• Aim of the task:
Extract every entry word for word.

• Record excerpts:

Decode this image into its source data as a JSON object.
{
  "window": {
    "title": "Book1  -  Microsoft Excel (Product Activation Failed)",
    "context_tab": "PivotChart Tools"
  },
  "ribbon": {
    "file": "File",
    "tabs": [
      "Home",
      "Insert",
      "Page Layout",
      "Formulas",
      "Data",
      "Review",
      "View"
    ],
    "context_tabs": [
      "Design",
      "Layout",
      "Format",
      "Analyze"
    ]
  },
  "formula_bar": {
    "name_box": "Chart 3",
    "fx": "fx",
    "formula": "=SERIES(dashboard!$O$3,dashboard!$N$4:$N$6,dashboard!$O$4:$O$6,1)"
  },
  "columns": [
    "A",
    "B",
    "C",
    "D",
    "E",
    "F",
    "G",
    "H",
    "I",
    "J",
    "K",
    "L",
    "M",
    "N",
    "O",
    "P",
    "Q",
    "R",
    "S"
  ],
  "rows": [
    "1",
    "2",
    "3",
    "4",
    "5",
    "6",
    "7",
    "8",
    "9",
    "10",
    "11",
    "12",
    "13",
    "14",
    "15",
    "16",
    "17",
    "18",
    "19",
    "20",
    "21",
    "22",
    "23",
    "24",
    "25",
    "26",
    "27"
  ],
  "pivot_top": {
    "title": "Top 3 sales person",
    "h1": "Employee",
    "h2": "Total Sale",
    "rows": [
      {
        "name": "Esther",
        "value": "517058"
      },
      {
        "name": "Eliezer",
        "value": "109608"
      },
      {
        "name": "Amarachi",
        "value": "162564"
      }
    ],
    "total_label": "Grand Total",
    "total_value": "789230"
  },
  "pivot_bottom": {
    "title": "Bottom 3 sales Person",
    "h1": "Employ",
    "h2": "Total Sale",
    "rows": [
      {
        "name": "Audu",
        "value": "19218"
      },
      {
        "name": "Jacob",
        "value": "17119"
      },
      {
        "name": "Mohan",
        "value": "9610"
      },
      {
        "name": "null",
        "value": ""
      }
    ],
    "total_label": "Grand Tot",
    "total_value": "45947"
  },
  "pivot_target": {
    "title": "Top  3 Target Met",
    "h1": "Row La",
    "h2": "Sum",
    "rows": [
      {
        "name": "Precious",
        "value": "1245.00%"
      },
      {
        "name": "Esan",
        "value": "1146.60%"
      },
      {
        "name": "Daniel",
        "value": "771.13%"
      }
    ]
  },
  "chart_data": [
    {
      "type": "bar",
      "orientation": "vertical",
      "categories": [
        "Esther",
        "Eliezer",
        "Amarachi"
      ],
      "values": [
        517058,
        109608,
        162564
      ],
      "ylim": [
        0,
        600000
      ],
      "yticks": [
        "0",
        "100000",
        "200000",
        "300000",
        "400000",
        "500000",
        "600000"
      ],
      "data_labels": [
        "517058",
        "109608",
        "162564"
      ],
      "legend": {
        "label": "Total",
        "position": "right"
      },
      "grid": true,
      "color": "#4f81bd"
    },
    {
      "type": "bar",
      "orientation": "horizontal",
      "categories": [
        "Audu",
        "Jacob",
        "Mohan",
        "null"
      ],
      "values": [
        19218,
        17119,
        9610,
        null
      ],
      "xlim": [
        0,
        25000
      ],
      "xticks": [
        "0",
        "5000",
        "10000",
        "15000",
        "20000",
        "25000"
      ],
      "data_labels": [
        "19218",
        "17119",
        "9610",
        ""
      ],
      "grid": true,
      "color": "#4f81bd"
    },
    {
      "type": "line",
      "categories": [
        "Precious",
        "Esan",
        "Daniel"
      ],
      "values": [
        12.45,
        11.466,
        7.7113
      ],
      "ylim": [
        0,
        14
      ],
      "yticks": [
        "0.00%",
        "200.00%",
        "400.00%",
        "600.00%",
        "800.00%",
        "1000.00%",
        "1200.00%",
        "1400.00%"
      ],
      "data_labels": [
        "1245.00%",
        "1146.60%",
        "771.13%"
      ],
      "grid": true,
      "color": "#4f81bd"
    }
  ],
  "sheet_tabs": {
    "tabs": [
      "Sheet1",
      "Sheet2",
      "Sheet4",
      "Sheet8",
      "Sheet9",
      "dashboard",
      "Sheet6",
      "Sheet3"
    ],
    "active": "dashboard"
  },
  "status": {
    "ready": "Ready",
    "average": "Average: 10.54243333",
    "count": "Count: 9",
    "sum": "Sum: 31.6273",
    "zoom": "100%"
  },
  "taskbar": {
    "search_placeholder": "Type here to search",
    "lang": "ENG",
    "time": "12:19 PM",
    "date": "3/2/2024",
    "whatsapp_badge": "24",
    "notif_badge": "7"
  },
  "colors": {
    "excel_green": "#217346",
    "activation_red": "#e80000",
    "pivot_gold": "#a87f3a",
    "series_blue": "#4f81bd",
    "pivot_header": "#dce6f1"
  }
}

• Answer to the task:
Decode this image into its source data as a JSON object.
{
  "window": {
    "title": "Book1  -  Microsoft Excel (Product Activation Failed)",
    "context_tab": "PivotChart Tools"
  },
  "ribbon": {
    "file": "File",
    "tabs": [
      "Home",
      "Insert",
      "Page Layout",
      "Formulas",
      "Data",
      "Review",
      "View"
    ],
    "context_tabs": [
      "Design",
      "Layout",
      "Format",
      "Analyze"
    ]
  },
  "formula_bar": {
    "name_box": "Chart 3",
    "fx": "fx",
    "formula": "=SERIES(dashboard!$O$3,dashboard!$N$4:$N$6,dashboard!$O$4:$O$6,1)"
  },
  "columns": [
    "A",
    "B",
    "C",
    "D",
    "E",
    "F",
    "G",
    "H",
    "I",
    "J",
    "K",
    "L",
    "M",
    "N",
    "O",
    "P",
    "Q",
    "R",
    "S"
  ],
  "rows": [
    "1",
    "2",
    "3",
    "4",
    "5",
    "6",
    "7",
    "8",
    "9",
    "10",
    "11",
    "12",
    "13",
    "14",
    "15",
    "16",
    "17",
    "18",
    "19",
    "20",
    "21",
    "22",
    "23",
    "24",
    "25",
    "26",
    "27"
  ],
  "pivot_top": {
    "title": "Top 3 sales person",
    "h1": "Employee",
    "h2": "Total Sale",
    "rows": [
      {
        "name": "Esther",
        "value": "517058"
      },
      {
        "name": "Eliezer",
        "value": "109608"
      },
      {
        "name": "Amarachi",
        "value": "162564"
      }
    ],
    "total_label": "Grand Total",
    "total_value": "789230"
  },
  "pivot_bottom": {
    "title": "Bottom 3 sales Person",
    "h1": "Employ",
    "h2": "Total Sale",
    "rows": [
      {
        "name": "Audu",
        "value": "19218"
      },
      {
        "name": "Jacob",
        "value": "17119"
      },
      {
        "name": "Mohan",
        "value": "9610"
      },
      {
        "name": "null",
        "value": ""
      }
    ],
    "total_label": "Grand Tot",
    "total_value": "45947"
  },
  "pivot_target": {
    "title": "Top  3 Target Met",
    "h1": "Row La",
    "h2": "Sum",
    "rows": [
      {
        "name": "Precious",
        "value": "1245.00%"
      },
      {
        "name": "Esan",
        "value": "1146.60%"
      },
      {
        "name": "Daniel",
        "value": "771.13%"
      }
    ]
  },
  "chart_data": [
    {
      "type": "bar",
      "orientation": "vertical",
      "categories": [
        "Esther",
        "Eliezer",
        "Amarachi"
      ],
      "values": [
        517058,
        109608,
        162564
      ],
      "ylim": [
        0,
        600000
      ],
      "yticks": [
        "0",
        "100000",
        "200000",
        "300000",
        "400000",
        "500000",
        "600000"
      ],
      "data_labels": [
        "517058",
        "109608",
        "162564"
      ],
      "legend": {
        "label": "Total",
        "position": "right"
      },
      "grid": true,
      "color": "#4f81bd"
    },
    {
      "type": "bar",
      "orientation": "horizontal",
      "categories": [
        "Audu",
        "Jacob",
        "Mohan",
        "null"
      ],
      "values": [
        19218,
        17119,
        9610,
        null
      ],
      "xlim": [
        0,
        25000
      ],
      "xticks": [
        "0",
        "5000",
        "10000",
        "15000",
        "20000",
        "25000"
      ],
      "data_labels": [
        "19218",
        "17119",
        "9610",
        ""
      ],
      "grid": true,
      "color": "#4f81bd"
    },
    {
      "type": "line",
      "categories": [
        "Precious",
        "Esan",
        "Daniel"
      ],
      "values": [
        12.45,
        11.466,
        7.7113
      ],
      "ylim": [
        0,
        14
      ],
      "yticks": [
        "0.00%",
        "200.00%",
        "400.00%",
        "600.00%",
        "800.00%",
        "1000.00%",
        "1200.00%",
        "1400.00%"
      ],
      "data_labels": [
        "1245.00%",
        "1146.60%",
        "771.13%"
      ],
      "grid": true,
      "color": "#4f81bd"
    }
  ],
  "sheet_tabs": {
    "tabs": [
      "Sheet1",
      "Sheet2",
      "Sheet4",
      "Sheet8",
      "Sheet9",
      "dashboard",
      "Sheet6",
      "Sheet3"
    ],
    "active": "dashboard"
  },
  "status": {
    "ready": "Ready",
    "average": "Average: 10.54243333",
    "count": "Count: 9",
    "sum": "Sum: 31.6273",
    "zoom": "100%"
  },
  "taskbar": {
    "search_placeholder": "Type here to search",
    "lang": "ENG",
    "time": "12:19 PM",
    "date": "3/2/2024",
    "whatsapp_badge": "24",
    "notif_badge": "7"
  },
  "colors": {
    "excel_green": "#217346",
    "activation_red": "#e80000",
    "pivot_gold": "#a87f3a",
    "series_blue": "#4f81bd",
    "pivot_header": "#dce6f1"
  }
}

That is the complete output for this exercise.